- **Exercise inputs**:
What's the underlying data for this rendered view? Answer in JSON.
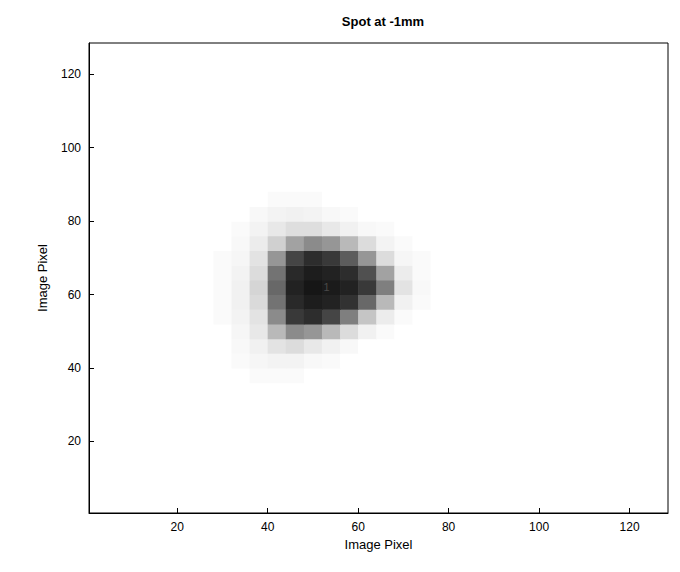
{
  "chart_data": {
    "type": "heatmap",
    "title": "Spot at -1mm",
    "x_label": "Image Pixel",
    "y_label": "Image Pixel",
    "xlim": [
      0.5,
      128.5
    ],
    "ylim": [
      0.5,
      128.5
    ],
    "xticks": [
      20,
      40,
      60,
      80,
      100,
      120
    ],
    "yticks": [
      20,
      40,
      60,
      80,
      100,
      120
    ],
    "grid": false,
    "color_range": [
      0,
      1
    ],
    "x": [
      30,
      34,
      38,
      42,
      46,
      50,
      54,
      58,
      62,
      66,
      70,
      74,
      78
    ],
    "y": [
      38,
      42,
      46,
      50,
      54,
      58,
      62,
      66,
      70,
      74,
      78,
      82,
      86
    ],
    "cells": [
      [
        0,
        0,
        0.02,
        0.02,
        0.02,
        0,
        0,
        0,
        0,
        0,
        0,
        0,
        0
      ],
      [
        0,
        0.02,
        0.04,
        0.05,
        0.05,
        0.03,
        0.02,
        0,
        0,
        0,
        0,
        0,
        0
      ],
      [
        0,
        0.03,
        0.06,
        0.12,
        0.15,
        0.1,
        0.06,
        0.03,
        0,
        0,
        0,
        0,
        0
      ],
      [
        0,
        0.04,
        0.1,
        0.3,
        0.5,
        0.45,
        0.3,
        0.15,
        0.06,
        0.02,
        0,
        0,
        0
      ],
      [
        0.02,
        0.05,
        0.12,
        0.5,
        0.85,
        0.9,
        0.8,
        0.55,
        0.25,
        0.08,
        0.02,
        0,
        0
      ],
      [
        0.02,
        0.06,
        0.16,
        0.6,
        0.92,
        0.97,
        0.95,
        0.88,
        0.65,
        0.3,
        0.06,
        0.02,
        0
      ],
      [
        0.02,
        0.06,
        0.18,
        0.65,
        0.95,
        1,
        0.98,
        0.95,
        0.85,
        0.55,
        0.12,
        0.03,
        0
      ],
      [
        0.02,
        0.05,
        0.15,
        0.6,
        0.92,
        0.97,
        0.95,
        0.9,
        0.75,
        0.4,
        0.08,
        0.02,
        0
      ],
      [
        0.02,
        0.04,
        0.12,
        0.45,
        0.8,
        0.9,
        0.85,
        0.7,
        0.45,
        0.15,
        0.04,
        0.02,
        0
      ],
      [
        0,
        0.03,
        0.08,
        0.2,
        0.4,
        0.5,
        0.45,
        0.3,
        0.15,
        0.05,
        0.02,
        0,
        0
      ],
      [
        0,
        0.02,
        0.05,
        0.1,
        0.14,
        0.14,
        0.1,
        0.06,
        0.03,
        0.02,
        0,
        0,
        0
      ],
      [
        0,
        0,
        0.03,
        0.05,
        0.06,
        0.05,
        0.03,
        0.02,
        0,
        0,
        0,
        0,
        0
      ],
      [
        0,
        0,
        0,
        0.02,
        0.02,
        0.02,
        0,
        0,
        0,
        0,
        0,
        0,
        0
      ]
    ],
    "annotations": [
      {
        "text": "1",
        "x": 53,
        "y": 62
      }
    ]
  }
}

- **Problem details**:
Only lines with the word "Pixel" should be collected from the material.

- **Correct output**:
    "x_label": "Image Pixel",
    "y_label": "Image Pixel",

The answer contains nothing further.